- **What is needed**:
Go through the records and extract every line with the word "name".

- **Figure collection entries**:
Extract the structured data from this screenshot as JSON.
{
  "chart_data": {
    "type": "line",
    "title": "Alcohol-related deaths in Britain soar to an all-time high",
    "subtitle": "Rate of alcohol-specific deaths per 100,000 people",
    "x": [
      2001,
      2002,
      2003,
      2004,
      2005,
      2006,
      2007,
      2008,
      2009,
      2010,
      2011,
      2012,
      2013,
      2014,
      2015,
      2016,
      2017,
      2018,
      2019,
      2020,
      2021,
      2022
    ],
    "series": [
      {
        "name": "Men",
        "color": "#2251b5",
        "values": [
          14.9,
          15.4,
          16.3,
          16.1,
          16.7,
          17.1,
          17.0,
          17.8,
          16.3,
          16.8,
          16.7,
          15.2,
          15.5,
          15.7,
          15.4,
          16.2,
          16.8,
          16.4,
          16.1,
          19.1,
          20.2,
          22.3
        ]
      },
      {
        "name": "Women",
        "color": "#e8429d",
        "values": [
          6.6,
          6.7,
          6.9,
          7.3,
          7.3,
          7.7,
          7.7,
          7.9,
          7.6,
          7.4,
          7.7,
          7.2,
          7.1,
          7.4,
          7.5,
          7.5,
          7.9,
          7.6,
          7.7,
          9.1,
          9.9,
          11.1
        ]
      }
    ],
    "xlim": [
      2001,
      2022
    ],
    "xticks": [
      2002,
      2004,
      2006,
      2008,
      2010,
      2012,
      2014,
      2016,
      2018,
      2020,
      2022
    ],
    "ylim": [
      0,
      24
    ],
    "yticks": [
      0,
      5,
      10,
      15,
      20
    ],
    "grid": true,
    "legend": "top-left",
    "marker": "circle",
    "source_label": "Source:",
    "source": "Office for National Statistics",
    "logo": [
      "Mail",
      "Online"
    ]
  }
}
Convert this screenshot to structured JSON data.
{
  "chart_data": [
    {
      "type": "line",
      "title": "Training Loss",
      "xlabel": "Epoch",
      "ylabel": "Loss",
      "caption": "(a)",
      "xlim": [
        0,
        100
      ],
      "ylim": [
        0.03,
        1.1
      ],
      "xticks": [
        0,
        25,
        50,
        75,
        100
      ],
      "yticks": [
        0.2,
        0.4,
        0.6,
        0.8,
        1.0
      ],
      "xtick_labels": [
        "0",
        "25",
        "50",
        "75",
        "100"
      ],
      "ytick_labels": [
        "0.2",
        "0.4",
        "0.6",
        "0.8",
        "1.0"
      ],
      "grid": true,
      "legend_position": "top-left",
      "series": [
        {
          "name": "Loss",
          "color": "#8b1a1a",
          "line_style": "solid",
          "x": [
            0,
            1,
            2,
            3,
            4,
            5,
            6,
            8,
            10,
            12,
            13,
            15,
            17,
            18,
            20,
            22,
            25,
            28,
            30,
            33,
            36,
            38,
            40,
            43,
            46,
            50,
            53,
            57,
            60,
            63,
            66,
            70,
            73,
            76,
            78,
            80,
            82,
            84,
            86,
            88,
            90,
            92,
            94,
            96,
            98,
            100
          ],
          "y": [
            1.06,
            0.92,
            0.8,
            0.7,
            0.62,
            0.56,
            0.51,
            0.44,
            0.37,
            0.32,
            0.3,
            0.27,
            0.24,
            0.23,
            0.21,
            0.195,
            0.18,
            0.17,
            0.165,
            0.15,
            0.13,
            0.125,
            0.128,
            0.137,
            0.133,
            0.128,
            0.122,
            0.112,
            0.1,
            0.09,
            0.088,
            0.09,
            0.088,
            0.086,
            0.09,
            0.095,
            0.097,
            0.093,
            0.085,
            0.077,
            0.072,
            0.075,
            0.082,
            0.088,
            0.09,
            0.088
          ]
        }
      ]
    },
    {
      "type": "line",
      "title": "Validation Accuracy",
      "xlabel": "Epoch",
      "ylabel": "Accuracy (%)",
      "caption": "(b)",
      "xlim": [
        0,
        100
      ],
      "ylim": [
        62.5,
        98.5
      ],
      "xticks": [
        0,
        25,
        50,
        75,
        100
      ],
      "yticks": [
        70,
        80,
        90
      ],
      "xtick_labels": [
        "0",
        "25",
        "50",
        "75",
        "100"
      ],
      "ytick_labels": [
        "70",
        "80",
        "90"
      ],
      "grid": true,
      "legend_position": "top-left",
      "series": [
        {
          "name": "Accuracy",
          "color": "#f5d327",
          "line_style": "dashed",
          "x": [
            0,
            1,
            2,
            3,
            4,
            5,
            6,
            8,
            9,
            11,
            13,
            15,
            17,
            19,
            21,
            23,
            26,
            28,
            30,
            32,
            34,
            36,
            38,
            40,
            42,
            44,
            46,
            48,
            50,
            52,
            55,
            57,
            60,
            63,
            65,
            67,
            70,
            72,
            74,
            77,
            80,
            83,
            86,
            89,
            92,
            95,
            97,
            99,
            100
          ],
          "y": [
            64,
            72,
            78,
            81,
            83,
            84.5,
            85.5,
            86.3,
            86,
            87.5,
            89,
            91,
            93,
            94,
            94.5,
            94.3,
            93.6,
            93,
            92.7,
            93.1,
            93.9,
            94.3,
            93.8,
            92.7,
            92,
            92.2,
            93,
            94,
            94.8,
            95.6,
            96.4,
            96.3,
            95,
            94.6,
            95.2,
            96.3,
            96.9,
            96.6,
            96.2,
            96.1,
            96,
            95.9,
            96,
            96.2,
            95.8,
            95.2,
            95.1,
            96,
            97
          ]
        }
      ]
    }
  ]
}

- **Result for this exercise**:
        "name": "Men",
        "name": "Women",
          "name": "Loss",
          "name": "Accuracy",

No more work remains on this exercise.